● DATASET CONTENT
______
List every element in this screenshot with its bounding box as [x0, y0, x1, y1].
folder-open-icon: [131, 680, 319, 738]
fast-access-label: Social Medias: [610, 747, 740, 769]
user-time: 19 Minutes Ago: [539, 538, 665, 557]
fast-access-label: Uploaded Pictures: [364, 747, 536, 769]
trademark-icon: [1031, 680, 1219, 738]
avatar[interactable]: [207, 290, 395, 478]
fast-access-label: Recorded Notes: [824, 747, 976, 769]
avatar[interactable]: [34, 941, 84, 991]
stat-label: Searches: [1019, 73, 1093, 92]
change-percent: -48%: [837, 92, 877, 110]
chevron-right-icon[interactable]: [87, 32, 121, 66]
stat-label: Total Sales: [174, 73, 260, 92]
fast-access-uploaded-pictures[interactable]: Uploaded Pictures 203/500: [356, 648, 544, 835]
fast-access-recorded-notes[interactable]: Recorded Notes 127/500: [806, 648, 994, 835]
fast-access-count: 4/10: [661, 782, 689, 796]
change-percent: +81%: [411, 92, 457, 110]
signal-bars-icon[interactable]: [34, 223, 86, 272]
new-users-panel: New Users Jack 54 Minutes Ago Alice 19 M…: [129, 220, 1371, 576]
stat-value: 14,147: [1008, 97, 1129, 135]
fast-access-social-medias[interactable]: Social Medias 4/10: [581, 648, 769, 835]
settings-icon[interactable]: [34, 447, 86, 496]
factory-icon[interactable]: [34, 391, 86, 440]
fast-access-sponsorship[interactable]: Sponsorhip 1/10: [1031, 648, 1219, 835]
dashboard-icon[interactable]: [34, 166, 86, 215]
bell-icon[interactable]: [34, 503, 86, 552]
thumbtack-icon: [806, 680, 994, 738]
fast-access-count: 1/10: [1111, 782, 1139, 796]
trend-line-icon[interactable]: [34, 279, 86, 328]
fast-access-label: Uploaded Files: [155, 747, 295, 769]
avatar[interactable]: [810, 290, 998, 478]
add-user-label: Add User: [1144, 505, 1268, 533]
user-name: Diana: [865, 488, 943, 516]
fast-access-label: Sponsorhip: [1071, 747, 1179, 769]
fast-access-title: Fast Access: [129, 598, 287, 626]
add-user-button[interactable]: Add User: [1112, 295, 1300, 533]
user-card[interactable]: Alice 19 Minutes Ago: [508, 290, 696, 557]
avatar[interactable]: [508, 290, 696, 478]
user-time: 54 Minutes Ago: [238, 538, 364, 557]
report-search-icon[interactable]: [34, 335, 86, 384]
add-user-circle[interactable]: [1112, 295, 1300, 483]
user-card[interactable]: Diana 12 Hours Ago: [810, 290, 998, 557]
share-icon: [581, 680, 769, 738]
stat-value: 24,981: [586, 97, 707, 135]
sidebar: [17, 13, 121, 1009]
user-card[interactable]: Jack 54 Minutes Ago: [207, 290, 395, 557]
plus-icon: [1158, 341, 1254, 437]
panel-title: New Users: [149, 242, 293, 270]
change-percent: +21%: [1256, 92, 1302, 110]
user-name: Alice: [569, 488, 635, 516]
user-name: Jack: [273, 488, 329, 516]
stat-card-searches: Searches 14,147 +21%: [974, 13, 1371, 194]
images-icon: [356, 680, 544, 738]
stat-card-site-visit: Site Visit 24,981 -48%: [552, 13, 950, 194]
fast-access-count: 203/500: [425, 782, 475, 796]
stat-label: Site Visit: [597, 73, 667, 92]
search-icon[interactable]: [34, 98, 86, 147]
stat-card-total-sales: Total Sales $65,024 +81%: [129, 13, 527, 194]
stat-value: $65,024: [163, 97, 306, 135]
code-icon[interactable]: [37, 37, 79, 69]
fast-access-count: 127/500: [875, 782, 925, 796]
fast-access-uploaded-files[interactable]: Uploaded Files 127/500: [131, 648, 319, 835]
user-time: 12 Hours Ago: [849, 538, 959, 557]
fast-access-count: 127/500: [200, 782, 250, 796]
______
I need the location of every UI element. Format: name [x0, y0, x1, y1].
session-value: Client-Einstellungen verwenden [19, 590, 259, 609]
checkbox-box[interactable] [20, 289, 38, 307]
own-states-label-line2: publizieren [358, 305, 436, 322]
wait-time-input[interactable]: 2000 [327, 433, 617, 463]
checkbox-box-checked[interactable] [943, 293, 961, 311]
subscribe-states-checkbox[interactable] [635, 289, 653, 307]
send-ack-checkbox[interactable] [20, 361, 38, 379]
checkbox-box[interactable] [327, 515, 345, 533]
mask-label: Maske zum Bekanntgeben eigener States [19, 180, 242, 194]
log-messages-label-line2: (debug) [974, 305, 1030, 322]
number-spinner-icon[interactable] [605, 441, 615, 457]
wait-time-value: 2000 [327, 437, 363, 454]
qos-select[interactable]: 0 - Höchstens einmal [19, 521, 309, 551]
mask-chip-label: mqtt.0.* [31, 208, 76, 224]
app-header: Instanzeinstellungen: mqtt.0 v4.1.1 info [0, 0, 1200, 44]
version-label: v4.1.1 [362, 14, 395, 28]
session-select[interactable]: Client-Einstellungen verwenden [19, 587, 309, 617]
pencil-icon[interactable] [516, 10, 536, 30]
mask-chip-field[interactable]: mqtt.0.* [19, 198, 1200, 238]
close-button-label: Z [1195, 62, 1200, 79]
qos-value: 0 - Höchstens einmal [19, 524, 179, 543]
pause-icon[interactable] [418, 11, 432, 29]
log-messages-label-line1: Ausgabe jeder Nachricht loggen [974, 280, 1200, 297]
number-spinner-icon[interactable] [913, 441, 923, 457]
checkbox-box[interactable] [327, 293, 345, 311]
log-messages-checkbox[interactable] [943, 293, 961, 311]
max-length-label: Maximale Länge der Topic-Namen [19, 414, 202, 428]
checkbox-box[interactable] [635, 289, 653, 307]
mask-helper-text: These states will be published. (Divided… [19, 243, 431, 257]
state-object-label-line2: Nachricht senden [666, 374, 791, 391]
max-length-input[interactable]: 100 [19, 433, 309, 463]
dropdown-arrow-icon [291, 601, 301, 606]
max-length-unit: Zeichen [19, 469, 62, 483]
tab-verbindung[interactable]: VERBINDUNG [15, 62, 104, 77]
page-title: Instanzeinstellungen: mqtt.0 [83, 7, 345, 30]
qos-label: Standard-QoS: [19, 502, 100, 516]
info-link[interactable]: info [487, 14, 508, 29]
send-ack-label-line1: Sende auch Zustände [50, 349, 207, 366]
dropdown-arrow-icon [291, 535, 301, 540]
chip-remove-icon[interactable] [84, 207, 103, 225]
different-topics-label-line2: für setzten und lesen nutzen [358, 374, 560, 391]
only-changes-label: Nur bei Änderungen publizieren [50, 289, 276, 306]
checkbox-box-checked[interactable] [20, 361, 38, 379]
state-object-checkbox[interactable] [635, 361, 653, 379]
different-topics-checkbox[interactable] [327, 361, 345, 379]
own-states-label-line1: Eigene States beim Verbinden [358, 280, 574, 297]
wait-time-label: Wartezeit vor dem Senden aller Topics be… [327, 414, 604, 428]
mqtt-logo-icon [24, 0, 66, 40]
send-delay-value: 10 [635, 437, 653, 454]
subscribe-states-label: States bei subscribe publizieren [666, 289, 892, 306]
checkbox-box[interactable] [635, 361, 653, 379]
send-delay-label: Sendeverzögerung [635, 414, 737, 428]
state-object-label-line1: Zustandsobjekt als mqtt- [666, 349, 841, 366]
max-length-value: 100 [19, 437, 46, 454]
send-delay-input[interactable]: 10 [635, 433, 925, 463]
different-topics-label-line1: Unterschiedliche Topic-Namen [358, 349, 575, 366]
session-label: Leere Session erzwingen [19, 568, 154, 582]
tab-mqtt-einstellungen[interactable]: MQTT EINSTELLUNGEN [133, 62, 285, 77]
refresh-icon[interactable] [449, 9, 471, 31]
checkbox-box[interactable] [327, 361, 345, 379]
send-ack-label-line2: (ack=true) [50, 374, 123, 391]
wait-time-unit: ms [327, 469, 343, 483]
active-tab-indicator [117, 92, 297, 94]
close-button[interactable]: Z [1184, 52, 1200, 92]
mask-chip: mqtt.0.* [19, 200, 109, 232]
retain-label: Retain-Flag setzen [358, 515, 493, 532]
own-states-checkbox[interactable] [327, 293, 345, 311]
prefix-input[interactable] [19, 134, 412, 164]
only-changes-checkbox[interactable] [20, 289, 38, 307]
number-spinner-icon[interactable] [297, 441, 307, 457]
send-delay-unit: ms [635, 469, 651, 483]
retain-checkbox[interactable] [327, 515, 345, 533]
______
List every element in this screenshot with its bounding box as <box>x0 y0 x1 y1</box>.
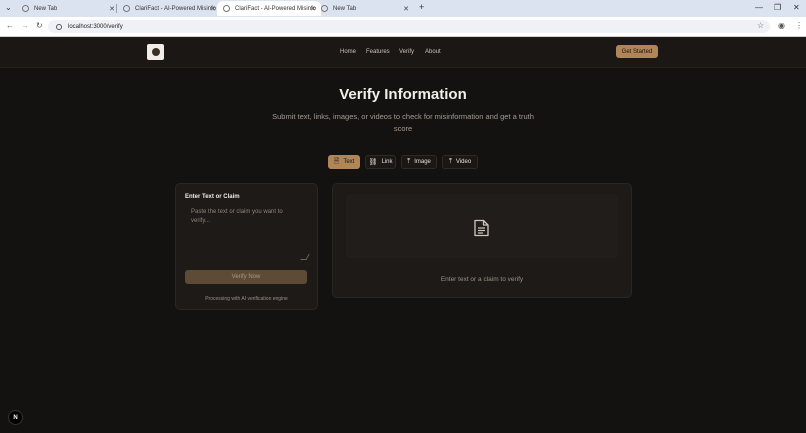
______
Reproduce verbatim the lines of the records from the one containing "as [x0, y0, x1, y1]." through the one containing "avatar[interactable]: [207, 290, 395, 478]", inclusive of both, and nothing else.

List every element in this screenshot with its bounding box as [x0, y0, x1, y1].
folder-open-icon: [131, 680, 319, 738]
fast-access-label: Social Medias: [610, 747, 740, 769]
user-time: 19 Minutes Ago: [539, 538, 665, 557]
fast-access-label: Uploaded Pictures: [364, 747, 536, 769]
trademark-icon: [1031, 680, 1219, 738]
avatar[interactable]: [207, 290, 395, 478]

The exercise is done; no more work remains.